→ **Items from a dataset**
+===+

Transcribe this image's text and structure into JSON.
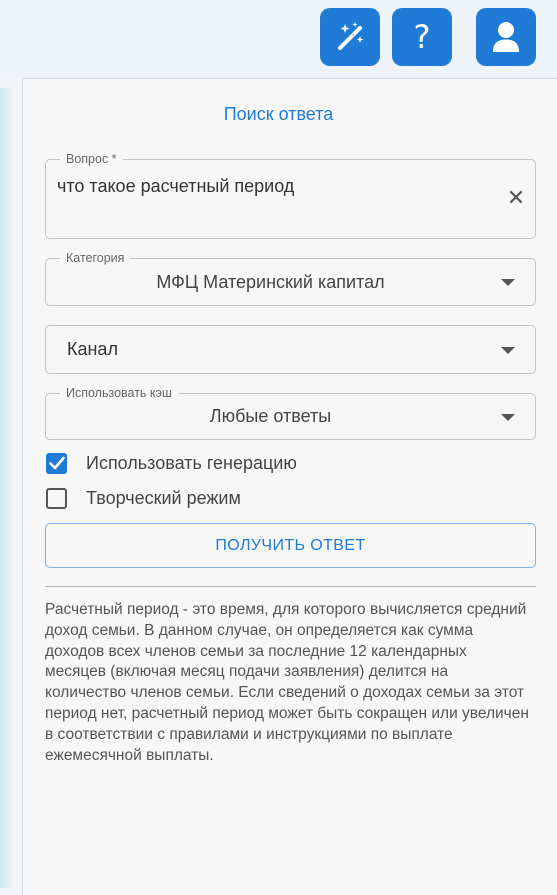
{
  "toolbar": {
    "magic_icon": "magic-wand-icon",
    "help_label": "?",
    "user_icon": "user-icon",
    "accent": "#1f7bd6"
  },
  "panel": {
    "title": "Поиск ответа"
  },
  "form": {
    "question": {
      "legend": "Вопрос *",
      "value": "что такое расчетный период"
    },
    "category": {
      "legend": "Категория",
      "value": "МФЦ Материнский капитал"
    },
    "channel": {
      "value": "Канал"
    },
    "cache": {
      "legend": "Использовать кэш",
      "value": "Любые ответы"
    },
    "use_generation": {
      "label": "Использовать генерацию",
      "checked": true
    },
    "creative_mode": {
      "label": "Творческий режим",
      "checked": false
    },
    "submit_label": "ПОЛУЧИТЬ ОТВЕТ"
  },
  "answer": {
    "text": "Расчетный период - это время, для которого вычисляется средний доход семьи. В данном случае, он определяется как сумма доходов всех членов семьи за последние 12 календарных месяцев (включая месяц подачи заявления) делится на количество членов семьи. Если сведений о доходах семьи за этот период нет, расчетный период может быть сокращен или увеличен в соответствии с правилами и инструкциями по выплате ежемесячной выплаты."
  }
}
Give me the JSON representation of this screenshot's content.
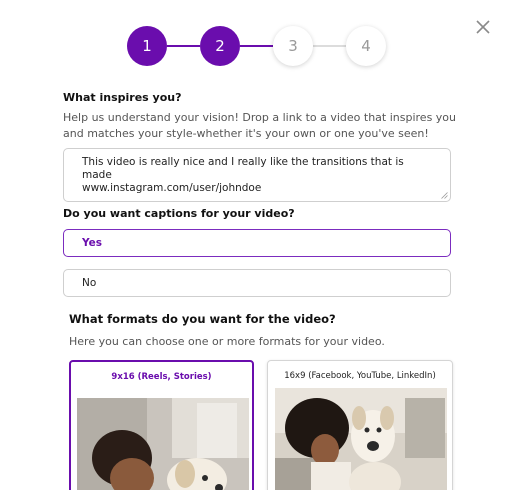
{
  "stepper": {
    "steps": [
      {
        "label": "1",
        "state": "done"
      },
      {
        "label": "2",
        "state": "done"
      },
      {
        "label": "3",
        "state": "todo"
      },
      {
        "label": "4",
        "state": "todo"
      }
    ],
    "accent_color": "#6a0dad"
  },
  "close_icon": "close-icon",
  "inspiration": {
    "title": "What inspires you?",
    "help": "Help us understand your vision! Drop a link to a video that inspires you and matches your style-whether it's your own or one you've seen!",
    "value_line1": "This video is really nice and I really like the transitions that is made",
    "value_line2": "www.instagram.com/user/johndoe"
  },
  "captions": {
    "title": "Do you want captions for your video?",
    "options": [
      "Yes",
      "No"
    ],
    "selected": "Yes"
  },
  "formats": {
    "title": "What formats do you want for the video?",
    "help": "Here you can choose one or more formats for your video.",
    "cards": [
      {
        "label": "9x16 (Reels, Stories)",
        "selected": true
      },
      {
        "label": "16x9 (Facebook, YouTube, LinkedIn)",
        "selected": false
      }
    ]
  }
}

+===+

→ **GIVEN INSTRUCTION**
In the entries above, find lines with "title" and copy each.

→ **EXERCISE OUTPUT**
    "title": "Поиск ответа"
    "title": "What inspires you?",
    "title": "Do you want captions for your video?",
    "title": "What formats do you want for the video?",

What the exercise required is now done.